Saved data entries
========================================================================

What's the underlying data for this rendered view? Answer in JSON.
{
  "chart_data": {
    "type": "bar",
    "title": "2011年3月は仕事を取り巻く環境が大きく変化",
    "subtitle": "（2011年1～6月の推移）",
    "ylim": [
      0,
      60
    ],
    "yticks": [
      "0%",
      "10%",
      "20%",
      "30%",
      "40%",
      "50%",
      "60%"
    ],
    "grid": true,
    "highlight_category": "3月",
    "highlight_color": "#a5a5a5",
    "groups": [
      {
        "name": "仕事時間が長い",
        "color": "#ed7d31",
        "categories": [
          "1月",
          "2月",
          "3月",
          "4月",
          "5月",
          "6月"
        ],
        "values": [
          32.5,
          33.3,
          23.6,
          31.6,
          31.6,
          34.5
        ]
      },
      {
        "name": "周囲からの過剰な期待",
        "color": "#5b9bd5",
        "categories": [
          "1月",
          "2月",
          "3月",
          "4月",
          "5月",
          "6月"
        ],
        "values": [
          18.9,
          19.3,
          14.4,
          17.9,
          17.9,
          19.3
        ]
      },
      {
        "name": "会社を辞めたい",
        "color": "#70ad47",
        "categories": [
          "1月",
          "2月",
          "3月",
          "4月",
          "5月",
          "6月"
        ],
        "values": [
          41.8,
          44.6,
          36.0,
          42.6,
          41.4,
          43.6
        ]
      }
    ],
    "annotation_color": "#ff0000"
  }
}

========================================================================

Stated task: Copy every record exactly as presented.

Exercise answer:
What's the underlying data for this rendered view? Answer in JSON.
{
  "chart_data": {
    "type": "bar",
    "title": "2011年3月は仕事を取り巻く環境が大きく変化",
    "subtitle": "（2011年1～6月の推移）",
    "ylim": [
      0,
      60
    ],
    "yticks": [
      "0%",
      "10%",
      "20%",
      "30%",
      "40%",
      "50%",
      "60%"
    ],
    "grid": true,
    "highlight_category": "3月",
    "highlight_color": "#a5a5a5",
    "groups": [
      {
        "name": "仕事時間が長い",
        "color": "#ed7d31",
        "categories": [
          "1月",
          "2月",
          "3月",
          "4月",
          "5月",
          "6月"
        ],
        "values": [
          32.5,
          33.3,
          23.6,
          31.6,
          31.6,
          34.5
        ]
      },
      {
        "name": "周囲からの過剰な期待",
        "color": "#5b9bd5",
        "categories": [
          "1月",
          "2月",
          "3月",
          "4月",
          "5月",
          "6月"
        ],
        "values": [
          18.9,
          19.3,
          14.4,
          17.9,
          17.9,
          19.3
        ]
      },
      {
        "name": "会社を辞めたい",
        "color": "#70ad47",
        "categories": [
          "1月",
          "2月",
          "3月",
          "4月",
          "5月",
          "6月"
        ],
        "values": [
          41.8,
          44.6,
          36.0,
          42.6,
          41.4,
          43.6
        ]
      }
    ],
    "annotation_color": "#ff0000"
  }
}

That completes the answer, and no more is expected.